THE EXERCISE ▸ Transcribe each line of the material as it is, and drop any picture.
** start **
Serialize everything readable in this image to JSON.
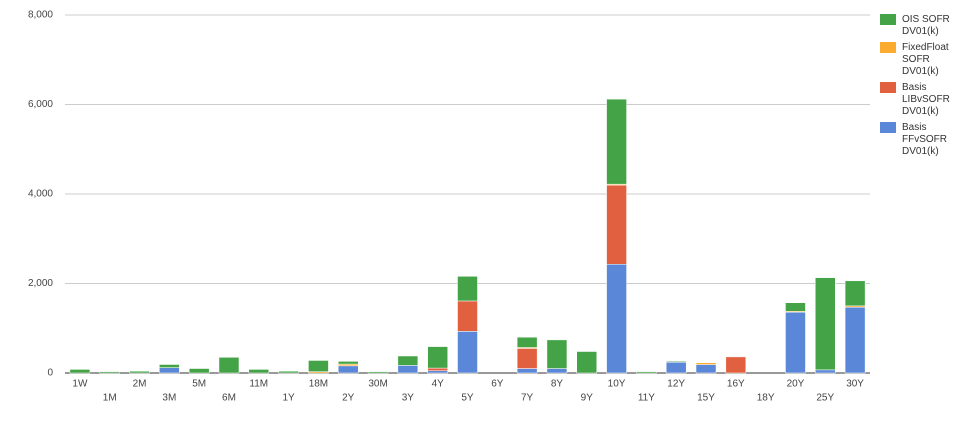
{
  "chart_data": {
    "type": "stacked_bar",
    "categories": [
      "1W",
      "1M",
      "2M",
      "3M",
      "5M",
      "6M",
      "11M",
      "1Y",
      "18M",
      "2Y",
      "30M",
      "3Y",
      "4Y",
      "5Y",
      "6Y",
      "7Y",
      "8Y",
      "9Y",
      "10Y",
      "11Y",
      "12Y",
      "15Y",
      "16Y",
      "18Y",
      "20Y",
      "25Y",
      "30Y"
    ],
    "series": [
      {
        "name": "OIS SOFR DV01(k)",
        "color": "#43a346",
        "values": [
          80,
          30,
          40,
          70,
          100,
          350,
          80,
          40,
          250,
          60,
          30,
          210,
          480,
          550,
          0,
          230,
          640,
          480,
          1900,
          30,
          20,
          0,
          0,
          0,
          190,
          2060,
          560
        ]
      },
      {
        "name": "FixedFloat SOFR DV01(k)",
        "color": "#fbac2e",
        "values": [
          0,
          0,
          0,
          0,
          0,
          0,
          0,
          0,
          30,
          40,
          0,
          0,
          0,
          0,
          0,
          20,
          0,
          0,
          20,
          0,
          0,
          40,
          0,
          0,
          20,
          0,
          30
        ]
      },
      {
        "name": "Basis LIBvSOFR DV01(k)",
        "color": "#e0603f",
        "values": [
          0,
          0,
          0,
          0,
          0,
          0,
          0,
          0,
          0,
          0,
          0,
          0,
          60,
          680,
          0,
          450,
          0,
          0,
          1770,
          0,
          0,
          0,
          360,
          0,
          0,
          0,
          0
        ]
      },
      {
        "name": "Basis FFvSOFR DV01(k)",
        "color": "#5b87d8",
        "values": [
          0,
          0,
          0,
          120,
          0,
          0,
          0,
          0,
          0,
          160,
          0,
          170,
          50,
          930,
          0,
          100,
          100,
          0,
          2430,
          0,
          240,
          190,
          0,
          0,
          1360,
          70,
          1470
        ]
      }
    ],
    "ylim": [
      0,
      8000
    ],
    "yticks": [
      0,
      {
        "value": 2000,
        "label": "2,000"
      },
      {
        "value": 4000,
        "label": "4,000"
      },
      {
        "value": 6000,
        "label": "6,000"
      },
      {
        "value": 8000,
        "label": "8,000"
      }
    ],
    "grid": true,
    "legend": "right"
  }
}
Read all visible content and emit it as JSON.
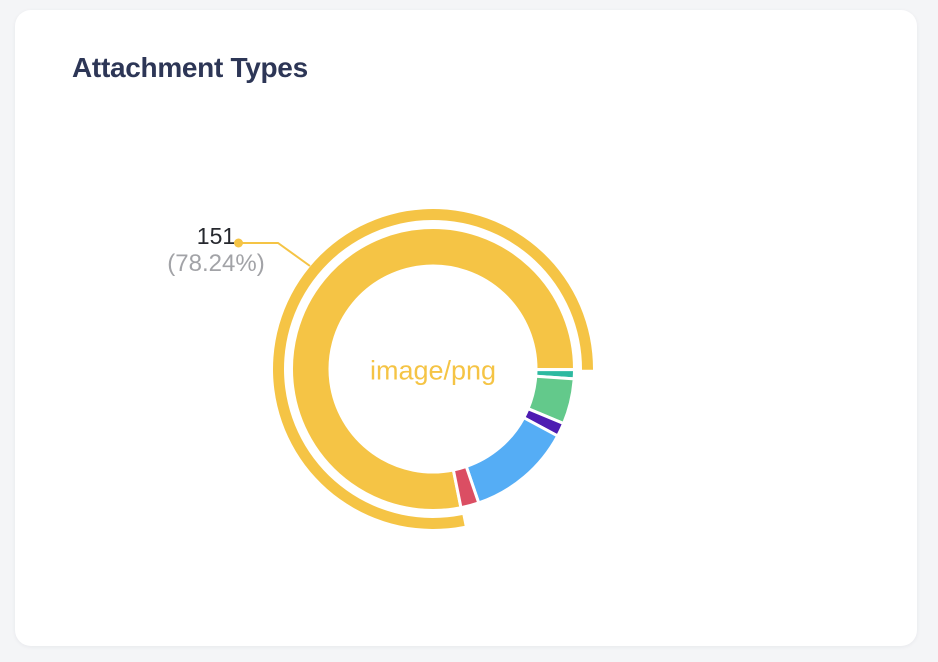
{
  "card": {
    "title": "Attachment Types"
  },
  "chart_data": {
    "type": "pie",
    "variant": "donut",
    "title": "Attachment Types",
    "legend": "none",
    "grid": "off",
    "center_label": "image/png",
    "annotation": {
      "value_text": "151",
      "percent_text": "(78.24%)"
    },
    "total_estimated": 193,
    "rotation_deg": 168.6,
    "slices": [
      {
        "label": "image/png",
        "value": 151,
        "percent": 78.24,
        "color": "#F5C445",
        "color_name": "yellow",
        "selected": true,
        "label_visible": true
      },
      {
        "label": null,
        "value": 2,
        "percent": 1.04,
        "color": "#2DB9A0",
        "color_name": "teal",
        "estimated": true
      },
      {
        "label": null,
        "value": 10,
        "percent": 5.18,
        "color": "#63C98B",
        "color_name": "green",
        "estimated": true
      },
      {
        "label": null,
        "value": 3,
        "percent": 1.55,
        "color": "#4D1CB2",
        "color_name": "purple",
        "estimated": true
      },
      {
        "label": null,
        "value": 23,
        "percent": 11.92,
        "color": "#55ADF5",
        "color_name": "blue",
        "estimated": true
      },
      {
        "label": null,
        "value": 4,
        "percent": 2.07,
        "color": "#DB4E63",
        "color_name": "red",
        "estimated": true
      }
    ]
  },
  "colors": {
    "page_background": "#F4F5F7",
    "card_background": "#FFFFFF",
    "title_text": "#2D3656",
    "annotation_value_text": "#26282E",
    "annotation_percent_text": "#A2A3A7",
    "slice_border": "#FFFFFF"
  }
}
** end **
RESPONSE TO THE TASK ▸
Serialize everything readable in this image to JSON.
{
  "chart_data": {
    "type": "stacked_bar",
    "categories": [
      "1W",
      "1M",
      "2M",
      "3M",
      "5M",
      "6M",
      "11M",
      "1Y",
      "18M",
      "2Y",
      "30M",
      "3Y",
      "4Y",
      "5Y",
      "6Y",
      "7Y",
      "8Y",
      "9Y",
      "10Y",
      "11Y",
      "12Y",
      "15Y",
      "16Y",
      "18Y",
      "20Y",
      "25Y",
      "30Y"
    ],
    "series": [
      {
        "name": "OIS SOFR DV01(k)",
        "color": "#43a346",
        "values": [
          80,
          30,
          40,
          70,
          100,
          350,
          80,
          40,
          250,
          60,
          30,
          210,
          480,
          550,
          0,
          230,
          640,
          480,
          1900,
          30,
          20,
          0,
          0,
          0,
          190,
          2060,
          560
        ]
      },
      {
        "name": "FixedFloat SOFR DV01(k)",
        "color": "#fbac2e",
        "values": [
          0,
          0,
          0,
          0,
          0,
          0,
          0,
          0,
          30,
          40,
          0,
          0,
          0,
          0,
          0,
          20,
          0,
          0,
          20,
          0,
          0,
          40,
          0,
          0,
          20,
          0,
          30
        ]
      },
      {
        "name": "Basis LIBvSOFR DV01(k)",
        "color": "#e0603f",
        "values": [
          0,
          0,
          0,
          0,
          0,
          0,
          0,
          0,
          0,
          0,
          0,
          0,
          60,
          680,
          0,
          450,
          0,
          0,
          1770,
          0,
          0,
          0,
          360,
          0,
          0,
          0,
          0
        ]
      },
      {
        "name": "Basis FFvSOFR DV01(k)",
        "color": "#5b87d8",
        "values": [
          0,
          0,
          0,
          120,
          0,
          0,
          0,
          0,
          0,
          160,
          0,
          170,
          50,
          930,
          0,
          100,
          100,
          0,
          2430,
          0,
          240,
          190,
          0,
          0,
          1360,
          70,
          1470
        ]
      }
    ],
    "ylim": [
      0,
      8000
    ],
    "yticks": [
      0,
      {
        "value": 2000,
        "label": "2,000"
      },
      {
        "value": 4000,
        "label": "4,000"
      },
      {
        "value": 6000,
        "label": "6,000"
      },
      {
        "value": 8000,
        "label": "8,000"
      }
    ],
    "grid": true,
    "legend": "right"
  }
}
Read all visible content and emit it as JSON.
{
  "card": {
    "title": "Attachment Types"
  },
  "chart_data": {
    "type": "pie",
    "variant": "donut",
    "title": "Attachment Types",
    "legend": "none",
    "grid": "off",
    "center_label": "image/png",
    "annotation": {
      "value_text": "151",
      "percent_text": "(78.24%)"
    },
    "total_estimated": 193,
    "rotation_deg": 168.6,
    "slices": [
      {
        "label": "image/png",
        "value": 151,
        "percent": 78.24,
        "color": "#F5C445",
        "color_name": "yellow",
        "selected": true,
        "label_visible": true
      },
      {
        "label": null,
        "value": 2,
        "percent": 1.04,
        "color": "#2DB9A0",
        "color_name": "teal",
        "estimated": true
      },
      {
        "label": null,
        "value": 10,
        "percent": 5.18,
        "color": "#63C98B",
        "color_name": "green",
        "estimated": true
      },
      {
        "label": null,
        "value": 3,
        "percent": 1.55,
        "color": "#4D1CB2",
        "color_name": "purple",
        "estimated": true
      },
      {
        "label": null,
        "value": 23,
        "percent": 11.92,
        "color": "#55ADF5",
        "color_name": "blue",
        "estimated": true
      },
      {
        "label": null,
        "value": 4,
        "percent": 2.07,
        "color": "#DB4E63",
        "color_name": "red",
        "estimated": true
      }
    ]
  },
  "colors": {
    "page_background": "#F4F5F7",
    "card_background": "#FFFFFF",
    "title_text": "#2D3656",
    "annotation_value_text": "#26282E",
    "annotation_percent_text": "#A2A3A7",
    "slice_border": "#FFFFFF"
  }
}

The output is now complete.